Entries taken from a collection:
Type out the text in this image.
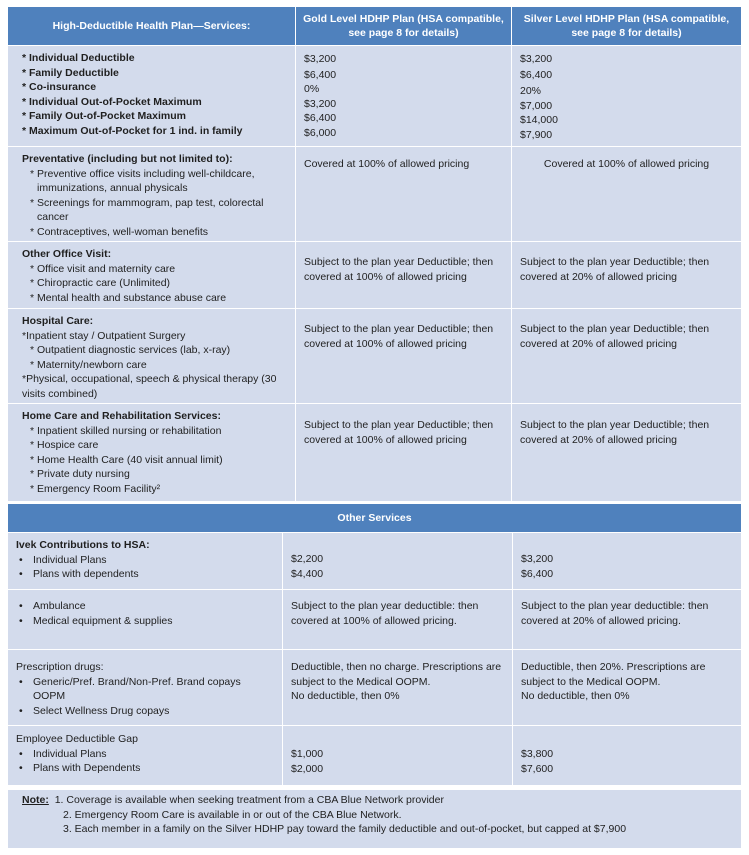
High-Deductible Health Plan—Services:
Gold Level HDHP Plan (HSA compatible, see page 8 for details)
Silver Level HDHP Plan (HSA compatible, see page 8 for details)
* Individual Deductible
* Family Deductible
* Co-insurance
* Individual Out-of-Pocket Maximum
* Family Out-of-Pocket Maximum
* Maximum Out-of-Pocket for 1 ind. in family
$3,200
$6,400
0%
$3,200
$6,400
$6,000
$3,200
$6,400
20%
$7,000
$14,000
$7,900
Preventative (including but not limited to):
* Preventive office visits including well-childcare, immunizations, annual physicals
* Screenings for mammogram, pap test, colorectal cancer
* Contraceptives, well-woman benefits
Covered at 100% of allowed pricing	Covered at 100% of allowed pricing
Other Office Visit:
* Office visit and maternity care
* Chiropractic care (Unlimited)
* Mental health and substance abuse care
Subject to the plan year Deductible; then covered at 100% of allowed pricing
Subject to the plan year Deductible; then covered at 20% of allowed pricing
Hospital Care:
*Inpatient stay / Outpatient Surgery
* Outpatient diagnostic services (lab, x-ray)
* Maternity/newborn care
*Physical, occupational, speech & physical therapy (30 visits combined)
Subject to the plan year Deductible; then covered at 100% of allowed pricing
Subject to the plan year Deductible; then covered at 20% of allowed pricing
Home Care and Rehabilitation Services:
* Inpatient skilled nursing or rehabilitation
* Hospice care
* Home Health Care (40 visit annual limit)
* Private duty nursing
* Emergency Room Facility²
Subject to the plan year Deductible; then covered at 100% of allowed pricing
Subject to the plan year Deductible; then covered at 20% of allowed pricing
Other Services
Ivek Contributions to HSA:
• Individual Plans
• Plans with dependents
$2,200
$4,400
$3,200
$6,400
• Ambulance
• Medical equipment & supplies
Subject to the plan year deductible: then covered at 100% of allowed pricing.
Subject to the plan year deductible: then covered at 20% of allowed pricing.
Prescription drugs:
• Generic/Pref. Brand/Non-Pref. Brand copays OOPM
• Select Wellness Drug copays
Deductible, then no charge. Prescriptions are subject to the Medical OOPM.
No deductible, then 0%
Deductible, then 20%. Prescriptions are subject to the Medical OOPM.
No deductible, then 0%
Employee Deductible Gap
• Individual Plans
• Plans with Dependents
$1,000
$2,000
$3,800
$7,600
Note: 1. Coverage is available when seeking treatment from a CBA Blue Network provider
2. Emergency Room Care is available in or out of the CBA Blue Network.
3. Each member in a family on the Silver HDHP pay toward the family deductible and out-of-pocket, but capped at $7,900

Aim of the task
Can you repeat every record above exactly, apart from the pictures?

Problem solution
Type out the text in this image.
High-Deductible Health Plan—Services:
Gold Level HDHP Plan (HSA compatible, see page 8 for details)
Silver Level HDHP Plan (HSA compatible, see page 8 for details)
* Individual Deductible
* Family Deductible
* Co-insurance
* Individual Out-of-Pocket Maximum
* Family Out-of-Pocket Maximum
* Maximum Out-of-Pocket for 1 ind. in family
$3,200
$6,400
0%
$3,200
$6,400
$6,000
$3,200
$6,400
20%
$7,000
$14,000
$7,900
Preventative (including but not limited to):
* Preventive office visits including well-childcare, immunizations, annual physicals
* Screenings for mammogram, pap test, colorectal cancer
* Contraceptives, well-woman benefits
Covered at 100% of allowed pricing	Covered at 100% of allowed pricing
Other Office Visit:
* Office visit and maternity care
* Chiropractic care (Unlimited)
* Mental health and substance abuse care
Subject to the plan year Deductible; then covered at 100% of allowed pricing
Subject to the plan year Deductible; then covered at 20% of allowed pricing
Hospital Care:
*Inpatient stay / Outpatient Surgery
* Outpatient diagnostic services (lab, x-ray)
* Maternity/newborn care
*Physical, occupational, speech & physical therapy (30 visits combined)
Subject to the plan year Deductible; then covered at 100% of allowed pricing
Subject to the plan year Deductible; then covered at 20% of allowed pricing
Home Care and Rehabilitation Services:
* Inpatient skilled nursing or rehabilitation
* Hospice care
* Home Health Care (40 visit annual limit)
* Private duty nursing
* Emergency Room Facility²
Subject to the plan year Deductible; then covered at 100% of allowed pricing
Subject to the plan year Deductible; then covered at 20% of allowed pricing
Other Services
Ivek Contributions to HSA:
• Individual Plans
• Plans with dependents
$2,200
$4,400
$3,200
$6,400
• Ambulance
• Medical equipment & supplies
Subject to the plan year deductible: then covered at 100% of allowed pricing.
Subject to the plan year deductible: then covered at 20% of allowed pricing.
Prescription drugs:
• Generic/Pref. Brand/Non-Pref. Brand copays OOPM
• Select Wellness Drug copays
Deductible, then no charge. Prescriptions are subject to the Medical OOPM.
No deductible, then 0%
Deductible, then 20%. Prescriptions are subject to the Medical OOPM.
No deductible, then 0%
Employee Deductible Gap
• Individual Plans
• Plans with Dependents
$1,000
$2,000
$3,800
$7,600
Note: 1. Coverage is available when seeking treatment from a CBA Blue Network provider
2. Emergency Room Care is available in or out of the CBA Blue Network.
3. Each member in a family on the Silver HDHP pay toward the family deductible and out-of-pocket, but capped at $7,900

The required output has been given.